## JOB
State how many lines contain the string "gauss", and write nothing else.

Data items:

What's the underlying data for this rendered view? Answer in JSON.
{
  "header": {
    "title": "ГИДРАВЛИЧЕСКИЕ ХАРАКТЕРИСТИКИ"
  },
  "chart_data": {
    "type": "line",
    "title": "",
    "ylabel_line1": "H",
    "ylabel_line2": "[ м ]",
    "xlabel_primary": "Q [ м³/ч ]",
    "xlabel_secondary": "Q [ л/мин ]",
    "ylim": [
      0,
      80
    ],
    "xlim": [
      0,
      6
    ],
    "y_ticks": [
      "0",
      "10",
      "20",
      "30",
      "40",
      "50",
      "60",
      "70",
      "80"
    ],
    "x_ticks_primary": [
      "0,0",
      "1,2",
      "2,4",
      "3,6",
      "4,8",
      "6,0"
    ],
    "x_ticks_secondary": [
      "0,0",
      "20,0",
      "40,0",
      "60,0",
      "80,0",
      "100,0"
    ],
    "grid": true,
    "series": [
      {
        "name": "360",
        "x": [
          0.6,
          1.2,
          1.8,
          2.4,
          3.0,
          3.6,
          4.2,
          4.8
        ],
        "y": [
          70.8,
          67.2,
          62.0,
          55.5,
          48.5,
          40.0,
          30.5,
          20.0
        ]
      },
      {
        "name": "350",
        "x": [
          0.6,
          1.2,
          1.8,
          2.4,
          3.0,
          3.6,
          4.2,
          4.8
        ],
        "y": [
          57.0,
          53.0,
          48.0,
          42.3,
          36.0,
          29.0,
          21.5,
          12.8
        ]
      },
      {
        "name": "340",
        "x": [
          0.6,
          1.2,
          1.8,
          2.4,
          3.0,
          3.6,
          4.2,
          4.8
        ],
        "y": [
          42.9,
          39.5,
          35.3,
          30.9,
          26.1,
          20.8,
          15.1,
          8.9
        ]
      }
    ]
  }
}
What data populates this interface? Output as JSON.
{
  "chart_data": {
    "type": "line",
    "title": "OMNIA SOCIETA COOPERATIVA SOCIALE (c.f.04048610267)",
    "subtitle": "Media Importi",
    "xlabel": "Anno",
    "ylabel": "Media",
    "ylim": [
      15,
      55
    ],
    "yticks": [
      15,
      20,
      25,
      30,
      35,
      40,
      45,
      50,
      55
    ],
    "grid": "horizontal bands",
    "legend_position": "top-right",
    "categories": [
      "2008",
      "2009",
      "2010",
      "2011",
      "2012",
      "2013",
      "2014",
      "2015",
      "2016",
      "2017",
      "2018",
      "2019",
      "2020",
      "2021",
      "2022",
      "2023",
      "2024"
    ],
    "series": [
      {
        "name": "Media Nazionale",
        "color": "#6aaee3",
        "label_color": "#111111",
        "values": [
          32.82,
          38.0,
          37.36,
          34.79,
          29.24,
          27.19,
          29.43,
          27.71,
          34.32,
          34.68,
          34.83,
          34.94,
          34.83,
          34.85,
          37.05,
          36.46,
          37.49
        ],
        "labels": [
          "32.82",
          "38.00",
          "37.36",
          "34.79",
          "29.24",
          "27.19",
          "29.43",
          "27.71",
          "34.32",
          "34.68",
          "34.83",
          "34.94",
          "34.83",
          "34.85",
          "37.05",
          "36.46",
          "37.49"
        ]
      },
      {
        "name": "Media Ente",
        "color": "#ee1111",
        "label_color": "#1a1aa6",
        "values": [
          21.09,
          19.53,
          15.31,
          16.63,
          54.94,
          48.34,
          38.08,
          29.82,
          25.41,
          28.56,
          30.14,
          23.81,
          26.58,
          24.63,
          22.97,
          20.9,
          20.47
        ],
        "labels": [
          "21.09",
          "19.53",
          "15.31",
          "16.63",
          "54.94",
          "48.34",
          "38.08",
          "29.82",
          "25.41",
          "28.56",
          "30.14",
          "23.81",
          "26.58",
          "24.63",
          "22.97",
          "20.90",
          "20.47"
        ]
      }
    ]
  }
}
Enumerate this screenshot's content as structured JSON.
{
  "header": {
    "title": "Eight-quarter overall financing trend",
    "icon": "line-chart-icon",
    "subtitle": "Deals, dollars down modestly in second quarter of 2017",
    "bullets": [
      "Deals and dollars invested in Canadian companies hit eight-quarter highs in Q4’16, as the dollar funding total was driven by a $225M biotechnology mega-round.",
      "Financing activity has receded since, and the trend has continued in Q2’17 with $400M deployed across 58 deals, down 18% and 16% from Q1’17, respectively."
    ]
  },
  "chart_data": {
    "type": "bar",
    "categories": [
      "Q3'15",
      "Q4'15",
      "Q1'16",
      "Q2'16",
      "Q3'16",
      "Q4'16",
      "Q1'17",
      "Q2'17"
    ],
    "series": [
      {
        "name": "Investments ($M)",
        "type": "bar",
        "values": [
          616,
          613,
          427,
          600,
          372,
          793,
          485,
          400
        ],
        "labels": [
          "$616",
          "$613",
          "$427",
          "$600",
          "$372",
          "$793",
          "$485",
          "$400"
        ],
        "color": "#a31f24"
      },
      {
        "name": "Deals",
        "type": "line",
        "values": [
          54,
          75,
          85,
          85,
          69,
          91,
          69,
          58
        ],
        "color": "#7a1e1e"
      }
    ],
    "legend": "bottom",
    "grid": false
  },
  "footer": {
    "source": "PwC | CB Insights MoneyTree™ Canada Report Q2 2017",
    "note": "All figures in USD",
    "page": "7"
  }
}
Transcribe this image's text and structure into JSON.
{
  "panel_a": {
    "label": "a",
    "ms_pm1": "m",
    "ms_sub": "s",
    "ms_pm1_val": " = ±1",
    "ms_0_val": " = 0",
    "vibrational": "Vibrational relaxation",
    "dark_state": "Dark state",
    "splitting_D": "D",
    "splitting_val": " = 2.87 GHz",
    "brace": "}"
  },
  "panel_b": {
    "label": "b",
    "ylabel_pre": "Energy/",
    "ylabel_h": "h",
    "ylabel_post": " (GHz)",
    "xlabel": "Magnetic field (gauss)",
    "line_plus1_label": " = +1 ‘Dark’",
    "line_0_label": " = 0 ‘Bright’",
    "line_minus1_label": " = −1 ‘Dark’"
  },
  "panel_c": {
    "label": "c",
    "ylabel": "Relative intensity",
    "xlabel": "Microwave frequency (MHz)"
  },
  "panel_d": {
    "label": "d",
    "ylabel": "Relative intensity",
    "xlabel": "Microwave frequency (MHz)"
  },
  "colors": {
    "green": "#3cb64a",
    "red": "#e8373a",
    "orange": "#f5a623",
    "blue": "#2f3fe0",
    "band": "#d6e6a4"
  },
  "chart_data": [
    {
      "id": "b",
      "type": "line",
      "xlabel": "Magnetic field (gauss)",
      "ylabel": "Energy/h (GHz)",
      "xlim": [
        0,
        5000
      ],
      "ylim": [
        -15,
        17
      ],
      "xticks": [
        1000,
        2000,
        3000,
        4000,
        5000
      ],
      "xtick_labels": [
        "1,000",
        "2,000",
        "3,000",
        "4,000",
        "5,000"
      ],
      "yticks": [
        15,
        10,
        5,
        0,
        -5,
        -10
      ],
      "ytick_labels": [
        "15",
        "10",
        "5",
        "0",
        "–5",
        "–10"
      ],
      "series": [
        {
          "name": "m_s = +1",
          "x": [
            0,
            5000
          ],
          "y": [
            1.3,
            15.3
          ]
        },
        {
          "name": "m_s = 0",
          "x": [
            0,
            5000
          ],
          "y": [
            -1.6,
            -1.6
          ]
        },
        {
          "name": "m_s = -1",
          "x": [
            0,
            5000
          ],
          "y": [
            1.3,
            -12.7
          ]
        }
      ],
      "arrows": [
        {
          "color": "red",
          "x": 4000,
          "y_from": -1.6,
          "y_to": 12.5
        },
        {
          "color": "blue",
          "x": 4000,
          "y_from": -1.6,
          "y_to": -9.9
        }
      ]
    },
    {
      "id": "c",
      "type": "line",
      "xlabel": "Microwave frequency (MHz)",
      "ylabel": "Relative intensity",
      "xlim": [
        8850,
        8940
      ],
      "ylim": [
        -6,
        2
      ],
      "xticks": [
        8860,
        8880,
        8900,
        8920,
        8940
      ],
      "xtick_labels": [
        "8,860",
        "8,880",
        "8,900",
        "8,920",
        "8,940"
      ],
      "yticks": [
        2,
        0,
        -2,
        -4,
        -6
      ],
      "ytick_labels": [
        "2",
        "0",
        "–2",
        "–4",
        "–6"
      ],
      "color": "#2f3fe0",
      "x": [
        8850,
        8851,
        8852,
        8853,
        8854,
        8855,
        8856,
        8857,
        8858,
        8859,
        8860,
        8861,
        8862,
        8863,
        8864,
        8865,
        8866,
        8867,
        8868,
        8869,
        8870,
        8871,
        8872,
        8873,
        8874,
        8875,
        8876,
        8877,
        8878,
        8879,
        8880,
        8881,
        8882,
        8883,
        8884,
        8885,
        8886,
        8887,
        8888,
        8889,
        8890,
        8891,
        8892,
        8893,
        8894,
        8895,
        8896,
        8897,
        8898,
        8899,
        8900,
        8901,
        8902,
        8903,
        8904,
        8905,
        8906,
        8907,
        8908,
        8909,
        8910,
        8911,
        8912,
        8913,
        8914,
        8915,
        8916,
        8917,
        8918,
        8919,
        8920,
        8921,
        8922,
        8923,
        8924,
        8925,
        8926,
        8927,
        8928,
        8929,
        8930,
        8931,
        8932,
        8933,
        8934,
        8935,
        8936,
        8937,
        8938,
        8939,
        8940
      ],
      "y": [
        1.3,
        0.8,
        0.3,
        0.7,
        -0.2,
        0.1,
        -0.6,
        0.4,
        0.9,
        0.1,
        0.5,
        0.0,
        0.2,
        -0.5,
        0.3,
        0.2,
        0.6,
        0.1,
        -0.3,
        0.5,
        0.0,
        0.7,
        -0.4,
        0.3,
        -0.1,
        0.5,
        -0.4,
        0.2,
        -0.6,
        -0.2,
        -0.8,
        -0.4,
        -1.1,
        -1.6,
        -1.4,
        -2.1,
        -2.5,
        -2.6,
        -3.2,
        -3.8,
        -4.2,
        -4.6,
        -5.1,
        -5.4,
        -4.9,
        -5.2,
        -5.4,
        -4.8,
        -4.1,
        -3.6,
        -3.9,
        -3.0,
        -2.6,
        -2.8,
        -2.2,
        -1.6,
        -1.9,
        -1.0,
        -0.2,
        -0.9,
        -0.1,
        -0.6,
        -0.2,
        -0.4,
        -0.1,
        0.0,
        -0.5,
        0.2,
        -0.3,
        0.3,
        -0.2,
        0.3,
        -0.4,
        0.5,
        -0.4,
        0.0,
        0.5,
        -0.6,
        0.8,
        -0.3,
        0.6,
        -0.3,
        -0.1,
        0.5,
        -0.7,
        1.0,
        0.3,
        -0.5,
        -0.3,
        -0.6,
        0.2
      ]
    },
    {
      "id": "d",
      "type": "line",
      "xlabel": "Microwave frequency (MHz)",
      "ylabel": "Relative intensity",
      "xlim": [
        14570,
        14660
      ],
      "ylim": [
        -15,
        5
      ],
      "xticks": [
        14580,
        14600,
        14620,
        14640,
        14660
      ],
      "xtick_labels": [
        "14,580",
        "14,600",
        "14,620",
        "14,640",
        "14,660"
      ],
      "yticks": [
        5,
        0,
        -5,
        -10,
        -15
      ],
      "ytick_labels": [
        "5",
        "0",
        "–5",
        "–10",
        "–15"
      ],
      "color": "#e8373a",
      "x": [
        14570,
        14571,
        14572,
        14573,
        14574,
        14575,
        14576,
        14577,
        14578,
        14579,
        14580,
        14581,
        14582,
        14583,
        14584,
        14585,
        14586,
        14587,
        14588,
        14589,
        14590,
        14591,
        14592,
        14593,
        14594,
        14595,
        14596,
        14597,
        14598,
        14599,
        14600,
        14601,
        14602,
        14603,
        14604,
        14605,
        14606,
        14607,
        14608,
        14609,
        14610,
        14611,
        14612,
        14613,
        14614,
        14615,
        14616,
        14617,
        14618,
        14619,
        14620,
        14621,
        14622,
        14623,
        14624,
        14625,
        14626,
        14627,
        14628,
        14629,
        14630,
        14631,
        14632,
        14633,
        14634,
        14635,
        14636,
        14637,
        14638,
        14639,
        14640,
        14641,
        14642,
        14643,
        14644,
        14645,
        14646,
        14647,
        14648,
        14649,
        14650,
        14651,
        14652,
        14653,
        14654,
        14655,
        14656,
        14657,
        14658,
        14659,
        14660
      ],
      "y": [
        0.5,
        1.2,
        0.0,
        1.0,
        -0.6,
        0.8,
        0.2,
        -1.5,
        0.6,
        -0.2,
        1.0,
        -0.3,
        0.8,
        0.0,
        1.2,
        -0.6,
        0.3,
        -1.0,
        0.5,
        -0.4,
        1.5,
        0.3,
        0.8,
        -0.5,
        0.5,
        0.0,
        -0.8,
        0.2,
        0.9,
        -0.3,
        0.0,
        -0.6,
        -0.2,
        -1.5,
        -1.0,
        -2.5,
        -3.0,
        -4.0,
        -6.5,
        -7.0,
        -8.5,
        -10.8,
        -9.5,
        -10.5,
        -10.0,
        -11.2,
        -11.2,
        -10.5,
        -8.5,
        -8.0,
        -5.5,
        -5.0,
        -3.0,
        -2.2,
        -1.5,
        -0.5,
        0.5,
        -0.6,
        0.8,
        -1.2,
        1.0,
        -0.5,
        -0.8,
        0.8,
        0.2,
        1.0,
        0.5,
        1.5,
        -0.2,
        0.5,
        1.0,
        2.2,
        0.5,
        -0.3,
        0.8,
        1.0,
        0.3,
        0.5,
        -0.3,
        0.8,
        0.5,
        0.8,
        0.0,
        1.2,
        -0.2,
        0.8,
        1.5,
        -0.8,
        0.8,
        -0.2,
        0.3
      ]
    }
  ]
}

## CORRECT RESULT
2